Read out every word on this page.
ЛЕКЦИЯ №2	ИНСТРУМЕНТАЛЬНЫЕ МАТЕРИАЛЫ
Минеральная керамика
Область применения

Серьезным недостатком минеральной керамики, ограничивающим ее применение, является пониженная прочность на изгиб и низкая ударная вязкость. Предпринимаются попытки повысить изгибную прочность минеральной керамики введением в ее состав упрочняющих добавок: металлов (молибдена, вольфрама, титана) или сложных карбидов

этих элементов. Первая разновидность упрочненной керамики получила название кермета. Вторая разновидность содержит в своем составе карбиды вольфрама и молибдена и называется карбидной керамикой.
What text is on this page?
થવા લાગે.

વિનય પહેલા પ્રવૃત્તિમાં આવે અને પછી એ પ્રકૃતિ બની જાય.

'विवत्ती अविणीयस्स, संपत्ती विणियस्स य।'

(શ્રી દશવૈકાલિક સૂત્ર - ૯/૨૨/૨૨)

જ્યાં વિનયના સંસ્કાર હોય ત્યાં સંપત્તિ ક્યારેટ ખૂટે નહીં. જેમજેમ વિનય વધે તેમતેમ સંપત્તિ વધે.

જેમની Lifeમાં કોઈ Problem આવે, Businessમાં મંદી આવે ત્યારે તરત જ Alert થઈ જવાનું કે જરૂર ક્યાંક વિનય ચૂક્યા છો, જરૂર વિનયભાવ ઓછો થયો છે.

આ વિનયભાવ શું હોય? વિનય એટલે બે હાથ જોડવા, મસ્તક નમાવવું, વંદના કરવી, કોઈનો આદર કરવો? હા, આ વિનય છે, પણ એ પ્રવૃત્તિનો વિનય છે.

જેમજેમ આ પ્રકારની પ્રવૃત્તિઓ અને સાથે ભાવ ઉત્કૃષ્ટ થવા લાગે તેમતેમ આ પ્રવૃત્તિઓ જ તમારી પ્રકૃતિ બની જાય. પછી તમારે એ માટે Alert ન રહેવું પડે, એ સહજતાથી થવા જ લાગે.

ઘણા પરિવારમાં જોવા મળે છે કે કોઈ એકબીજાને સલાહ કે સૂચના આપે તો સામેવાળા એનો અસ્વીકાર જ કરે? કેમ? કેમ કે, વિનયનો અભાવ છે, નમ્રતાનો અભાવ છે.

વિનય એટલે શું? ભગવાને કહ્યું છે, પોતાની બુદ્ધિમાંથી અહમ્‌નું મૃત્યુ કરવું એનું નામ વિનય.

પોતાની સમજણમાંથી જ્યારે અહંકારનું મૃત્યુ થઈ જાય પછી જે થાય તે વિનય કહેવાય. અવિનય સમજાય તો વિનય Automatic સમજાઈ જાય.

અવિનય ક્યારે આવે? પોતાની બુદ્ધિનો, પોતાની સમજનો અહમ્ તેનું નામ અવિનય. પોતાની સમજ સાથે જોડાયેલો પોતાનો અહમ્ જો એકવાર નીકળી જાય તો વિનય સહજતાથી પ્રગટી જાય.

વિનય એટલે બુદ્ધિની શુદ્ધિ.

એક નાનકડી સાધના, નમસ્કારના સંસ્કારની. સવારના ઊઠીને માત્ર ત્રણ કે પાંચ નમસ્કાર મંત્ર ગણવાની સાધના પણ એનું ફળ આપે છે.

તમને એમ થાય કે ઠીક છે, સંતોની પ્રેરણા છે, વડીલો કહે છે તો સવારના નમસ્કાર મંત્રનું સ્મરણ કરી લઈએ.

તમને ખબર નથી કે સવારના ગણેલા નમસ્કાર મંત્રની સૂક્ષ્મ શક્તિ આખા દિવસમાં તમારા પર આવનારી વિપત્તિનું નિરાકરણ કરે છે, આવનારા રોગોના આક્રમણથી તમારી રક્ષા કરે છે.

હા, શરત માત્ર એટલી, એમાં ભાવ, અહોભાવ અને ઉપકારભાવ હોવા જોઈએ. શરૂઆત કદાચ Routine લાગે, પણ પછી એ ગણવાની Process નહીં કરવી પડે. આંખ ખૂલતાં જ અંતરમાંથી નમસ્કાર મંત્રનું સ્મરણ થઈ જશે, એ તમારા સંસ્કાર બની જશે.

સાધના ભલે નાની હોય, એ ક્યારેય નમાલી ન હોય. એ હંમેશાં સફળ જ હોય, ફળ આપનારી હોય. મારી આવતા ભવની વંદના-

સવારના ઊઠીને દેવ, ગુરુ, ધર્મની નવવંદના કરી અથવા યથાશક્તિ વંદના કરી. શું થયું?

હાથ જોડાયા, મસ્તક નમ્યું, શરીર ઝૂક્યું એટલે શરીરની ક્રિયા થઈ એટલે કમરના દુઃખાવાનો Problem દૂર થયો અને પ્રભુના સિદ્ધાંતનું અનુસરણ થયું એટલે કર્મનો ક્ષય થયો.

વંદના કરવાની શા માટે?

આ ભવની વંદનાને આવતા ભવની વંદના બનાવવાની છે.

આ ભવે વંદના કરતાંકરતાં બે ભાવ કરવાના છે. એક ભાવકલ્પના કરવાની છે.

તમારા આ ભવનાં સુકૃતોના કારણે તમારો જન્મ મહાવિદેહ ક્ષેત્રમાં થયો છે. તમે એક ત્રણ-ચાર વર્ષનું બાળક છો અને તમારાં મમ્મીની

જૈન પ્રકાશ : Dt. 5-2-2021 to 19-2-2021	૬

-=-=-=-=-

=== Your objective ===
Could you transcribe the records in full, exactly?

=== Answer to the task ===
Read out every word on this page.
ЛЕКЦИЯ №2	ИНСТРУМЕНТАЛЬНЫЕ МАТЕРИАЛЫ
Минеральная керамика
Область применения

Серьезным недостатком минеральной керамики, ограничивающим ее применение, является пониженная прочность на изгиб и низкая ударная вязкость. Предпринимаются попытки повысить изгибную прочность минеральной керамики введением в ее состав упрочняющих добавок: металлов (молибдена, вольфрама, титана) или сложных карбидов

этих элементов. Первая разновидность упрочненной керамики получила название кермета. Вторая разновидность содержит в своем составе карбиды вольфрама и молибдена и называется карбидной керамикой.
What text is on this page?
થવા લાગે.

વિનય પહેલા પ્રવૃત્તિમાં આવે અને પછી એ પ્રકૃતિ બની જાય.

'विवत्ती अविणीयस्स, संपत्ती विणियस्स य।'

(શ્રી દશવૈકાલિક સૂત્ર - ૯/૨૨/૨૨)

જ્યાં વિનયના સંસ્કાર હોય ત્યાં સંપત્તિ ક્યારેટ ખૂટે નહીં. જેમજેમ વિનય વધે તેમતેમ સંપત્તિ વધે.

જેમની Lifeમાં કોઈ Problem આવે, Businessમાં મંદી આવે ત્યારે તરત જ Alert થઈ જવાનું કે જરૂર ક્યાંક વિનય ચૂક્યા છો, જરૂર વિનયભાવ ઓછો થયો છે.

આ વિનયભાવ શું હોય? વિનય એટલે બે હાથ જોડવા, મસ્તક નમાવવું, વંદના કરવી, કોઈનો આદર કરવો? હા, આ વિનય છે, પણ એ પ્રવૃત્તિનો વિનય છે.

જેમજેમ આ પ્રકારની પ્રવૃત્તિઓ અને સાથે ભાવ ઉત્કૃષ્ટ થવા લાગે તેમતેમ આ પ્રવૃત્તિઓ જ તમારી પ્રકૃતિ બની જાય. પછી તમારે એ માટે Alert ન રહેવું પડે, એ સહજતાથી થવા જ લાગે.

ઘણા પરિવારમાં જોવા મળે છે કે કોઈ એકબીજાને સલાહ કે સૂચના આપે તો સામેવાળા એનો અસ્વીકાર જ કરે? કેમ? કેમ કે, વિનયનો અભાવ છે, નમ્રતાનો અભાવ છે.

વિનય એટલે શું? ભગવાને કહ્યું છે, પોતાની બુદ્ધિમાંથી અહમ્‌નું મૃત્યુ કરવું એનું નામ વિનય.

પોતાની સમજણમાંથી જ્યારે અહંકારનું મૃત્યુ થઈ જાય પછી જે થાય તે વિનય કહેવાય. અવિનય સમજાય તો વિનય Automatic સમજાઈ જાય.

અવિનય ક્યારે આવે? પોતાની બુદ્ધિનો, પોતાની સમજનો અહમ્ તેનું નામ અવિનય. પોતાની સમજ સાથે જોડાયેલો પોતાનો અહમ્ જો એકવાર નીકળી જાય તો વિનય સહજતાથી પ્રગટી જાય.

વિનય એટલે બુદ્ધિની શુદ્ધિ.

એક નાનકડી સાધના, નમસ્કારના સંસ્કારની. સવારના ઊઠીને માત્ર ત્રણ કે પાંચ નમસ્કાર મંત્ર ગણવાની સાધના પણ એનું ફળ આપે છે.

તમને એમ થાય કે ઠીક છે, સંતોની પ્રેરણા છે, વડીલો કહે છે તો સવારના નમસ્કાર મંત્રનું સ્મરણ કરી લઈએ.

તમને ખબર નથી કે સવારના ગણેલા નમસ્કાર મંત્રની સૂક્ષ્મ શક્તિ આખા દિવસમાં તમારા પર આવનારી વિપત્તિનું નિરાકરણ કરે છે, આવનારા રોગોના આક્રમણથી તમારી રક્ષા કરે છે.

હા, શરત માત્ર એટલી, એમાં ભાવ, અહોભાવ અને ઉપકારભાવ હોવા જોઈએ. શરૂઆત કદાચ Routine લાગે, પણ પછી એ ગણવાની Process નહીં કરવી પડે. આંખ ખૂલતાં જ અંતરમાંથી નમસ્કાર મંત્રનું સ્મરણ થઈ જશે, એ તમારા સંસ્કાર બની જશે.

સાધના ભલે નાની હોય, એ ક્યારેય નમાલી ન હોય. એ હંમેશાં સફળ જ હોય, ફળ આપનારી હોય. મારી આવતા ભવની વંદના-

સવારના ઊઠીને દેવ, ગુરુ, ધર્મની નવવંદના કરી અથવા યથાશક્તિ વંદના કરી. શું થયું?

હાથ જોડાયા, મસ્તક નમ્યું, શરીર ઝૂક્યું એટલે શરીરની ક્રિયા થઈ એટલે કમરના દુઃખાવાનો Problem દૂર થયો અને પ્રભુના સિદ્ધાંતનું અનુસરણ થયું એટલે કર્મનો ક્ષય થયો.

વંદના કરવાની શા માટે?

આ ભવની વંદનાને આવતા ભવની વંદના બનાવવાની છે.

આ ભવે વંદના કરતાંકરતાં બે ભાવ કરવાના છે. એક ભાવકલ્પના કરવાની છે.

તમારા આ ભવનાં સુકૃતોના કારણે તમારો જન્મ મહાવિદેહ ક્ષેત્રમાં થયો છે. તમે એક ત્રણ-ચાર વર્ષનું બાળક છો અને તમારાં મમ્મીની

જૈન પ્રકાશ : Dt. 5-2-2021 to 19-2-2021	૬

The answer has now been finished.